[Records]

>>

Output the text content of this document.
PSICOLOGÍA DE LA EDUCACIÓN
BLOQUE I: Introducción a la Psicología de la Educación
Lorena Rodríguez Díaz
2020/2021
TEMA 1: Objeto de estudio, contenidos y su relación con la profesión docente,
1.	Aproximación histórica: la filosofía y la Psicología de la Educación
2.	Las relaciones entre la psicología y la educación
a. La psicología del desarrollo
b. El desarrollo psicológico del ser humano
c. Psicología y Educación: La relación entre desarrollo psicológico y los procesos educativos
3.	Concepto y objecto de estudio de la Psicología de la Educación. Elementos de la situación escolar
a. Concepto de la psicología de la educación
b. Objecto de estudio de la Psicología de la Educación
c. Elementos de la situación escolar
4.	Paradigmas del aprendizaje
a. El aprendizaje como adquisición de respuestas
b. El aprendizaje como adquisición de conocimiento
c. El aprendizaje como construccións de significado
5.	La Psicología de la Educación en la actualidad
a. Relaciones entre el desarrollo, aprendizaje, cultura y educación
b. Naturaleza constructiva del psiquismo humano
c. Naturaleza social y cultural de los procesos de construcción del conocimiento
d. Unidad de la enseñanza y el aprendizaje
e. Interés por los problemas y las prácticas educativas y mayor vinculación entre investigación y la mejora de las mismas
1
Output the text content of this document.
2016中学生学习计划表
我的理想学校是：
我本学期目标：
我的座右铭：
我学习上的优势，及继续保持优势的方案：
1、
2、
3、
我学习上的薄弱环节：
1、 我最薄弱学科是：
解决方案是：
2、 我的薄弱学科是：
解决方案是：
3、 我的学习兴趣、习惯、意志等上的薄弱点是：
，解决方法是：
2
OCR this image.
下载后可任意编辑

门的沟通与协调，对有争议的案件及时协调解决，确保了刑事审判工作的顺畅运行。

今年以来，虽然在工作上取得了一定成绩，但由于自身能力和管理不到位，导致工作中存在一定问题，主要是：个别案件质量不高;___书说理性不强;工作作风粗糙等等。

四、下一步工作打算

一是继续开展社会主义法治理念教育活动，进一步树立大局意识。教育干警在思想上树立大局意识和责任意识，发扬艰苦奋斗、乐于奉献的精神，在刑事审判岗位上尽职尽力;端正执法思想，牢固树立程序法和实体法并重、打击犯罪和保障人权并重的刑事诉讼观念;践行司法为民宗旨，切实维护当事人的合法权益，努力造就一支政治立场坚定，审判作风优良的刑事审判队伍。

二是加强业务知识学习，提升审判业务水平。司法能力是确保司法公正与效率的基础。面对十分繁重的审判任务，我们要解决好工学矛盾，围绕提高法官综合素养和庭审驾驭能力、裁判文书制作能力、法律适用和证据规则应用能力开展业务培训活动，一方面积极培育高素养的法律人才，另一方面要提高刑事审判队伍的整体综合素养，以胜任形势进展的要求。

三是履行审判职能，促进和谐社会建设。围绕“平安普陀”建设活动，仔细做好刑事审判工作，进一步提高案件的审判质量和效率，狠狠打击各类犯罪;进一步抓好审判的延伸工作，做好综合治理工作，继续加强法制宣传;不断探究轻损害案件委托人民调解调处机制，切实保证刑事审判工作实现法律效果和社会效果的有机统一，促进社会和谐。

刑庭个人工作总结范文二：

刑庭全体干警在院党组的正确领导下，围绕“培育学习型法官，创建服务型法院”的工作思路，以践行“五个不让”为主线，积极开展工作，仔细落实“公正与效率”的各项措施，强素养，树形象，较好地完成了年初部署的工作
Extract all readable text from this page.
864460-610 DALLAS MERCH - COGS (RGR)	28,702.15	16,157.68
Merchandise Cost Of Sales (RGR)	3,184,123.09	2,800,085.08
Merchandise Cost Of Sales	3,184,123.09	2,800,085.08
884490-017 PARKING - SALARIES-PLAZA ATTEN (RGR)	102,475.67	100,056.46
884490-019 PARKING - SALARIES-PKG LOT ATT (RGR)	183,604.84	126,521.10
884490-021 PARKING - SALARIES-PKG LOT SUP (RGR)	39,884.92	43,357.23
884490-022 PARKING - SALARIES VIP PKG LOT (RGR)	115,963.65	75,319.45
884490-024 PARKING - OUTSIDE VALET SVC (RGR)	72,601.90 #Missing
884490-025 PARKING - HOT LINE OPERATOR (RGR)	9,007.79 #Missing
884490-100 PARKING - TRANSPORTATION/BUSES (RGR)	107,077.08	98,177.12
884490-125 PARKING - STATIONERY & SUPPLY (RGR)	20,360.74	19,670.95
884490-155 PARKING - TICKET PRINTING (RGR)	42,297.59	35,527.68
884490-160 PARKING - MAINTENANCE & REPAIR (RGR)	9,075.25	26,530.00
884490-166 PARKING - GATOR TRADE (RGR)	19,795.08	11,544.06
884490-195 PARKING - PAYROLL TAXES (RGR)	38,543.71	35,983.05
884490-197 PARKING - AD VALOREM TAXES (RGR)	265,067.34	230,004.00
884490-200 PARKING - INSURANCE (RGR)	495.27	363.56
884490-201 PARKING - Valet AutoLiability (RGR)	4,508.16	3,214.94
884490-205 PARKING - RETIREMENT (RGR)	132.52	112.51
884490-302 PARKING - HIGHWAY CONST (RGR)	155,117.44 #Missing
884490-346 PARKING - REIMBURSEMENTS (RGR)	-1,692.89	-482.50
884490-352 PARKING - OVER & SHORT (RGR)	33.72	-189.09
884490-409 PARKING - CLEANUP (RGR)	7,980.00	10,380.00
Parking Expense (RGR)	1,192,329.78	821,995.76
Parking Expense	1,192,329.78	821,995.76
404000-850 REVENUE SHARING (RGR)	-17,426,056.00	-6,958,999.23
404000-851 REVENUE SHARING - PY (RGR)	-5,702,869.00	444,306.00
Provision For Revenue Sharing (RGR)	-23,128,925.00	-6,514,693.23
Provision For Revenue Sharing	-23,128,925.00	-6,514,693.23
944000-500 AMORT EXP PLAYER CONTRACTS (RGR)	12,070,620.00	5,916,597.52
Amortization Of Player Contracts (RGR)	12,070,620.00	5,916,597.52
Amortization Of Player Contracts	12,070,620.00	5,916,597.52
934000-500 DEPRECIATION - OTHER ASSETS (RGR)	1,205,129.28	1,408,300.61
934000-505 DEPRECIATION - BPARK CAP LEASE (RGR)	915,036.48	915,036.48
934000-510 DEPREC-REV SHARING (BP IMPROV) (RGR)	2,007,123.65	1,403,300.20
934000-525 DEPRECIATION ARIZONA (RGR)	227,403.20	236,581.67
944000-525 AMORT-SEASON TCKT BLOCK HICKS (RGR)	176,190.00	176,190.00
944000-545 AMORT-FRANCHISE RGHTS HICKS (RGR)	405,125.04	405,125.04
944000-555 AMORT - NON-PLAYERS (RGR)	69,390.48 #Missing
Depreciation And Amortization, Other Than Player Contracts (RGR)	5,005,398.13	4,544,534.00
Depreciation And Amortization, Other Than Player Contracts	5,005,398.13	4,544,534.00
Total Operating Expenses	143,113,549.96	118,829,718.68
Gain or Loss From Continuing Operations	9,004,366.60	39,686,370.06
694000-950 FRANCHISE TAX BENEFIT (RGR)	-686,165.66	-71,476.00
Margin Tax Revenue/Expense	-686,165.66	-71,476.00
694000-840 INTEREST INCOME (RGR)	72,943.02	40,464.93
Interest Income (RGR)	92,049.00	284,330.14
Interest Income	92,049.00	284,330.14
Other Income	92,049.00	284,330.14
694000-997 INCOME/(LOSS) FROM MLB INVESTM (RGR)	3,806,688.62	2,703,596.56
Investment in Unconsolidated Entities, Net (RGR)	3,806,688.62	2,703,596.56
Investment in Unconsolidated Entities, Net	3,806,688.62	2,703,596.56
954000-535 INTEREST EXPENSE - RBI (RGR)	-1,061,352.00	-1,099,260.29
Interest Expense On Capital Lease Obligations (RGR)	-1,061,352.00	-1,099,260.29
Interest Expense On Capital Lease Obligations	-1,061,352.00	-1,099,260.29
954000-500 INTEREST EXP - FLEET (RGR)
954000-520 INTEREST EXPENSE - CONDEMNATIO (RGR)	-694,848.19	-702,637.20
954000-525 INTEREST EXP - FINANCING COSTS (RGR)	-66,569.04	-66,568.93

<<

Every line of the records that includes the word "como" should be gathered.

◆ TASK RESPONSE ◆
a. El aprendizaje como adquisición de respuestas
b. El aprendizaje como adquisición de conocimiento
c. El aprendizaje como construccións de significado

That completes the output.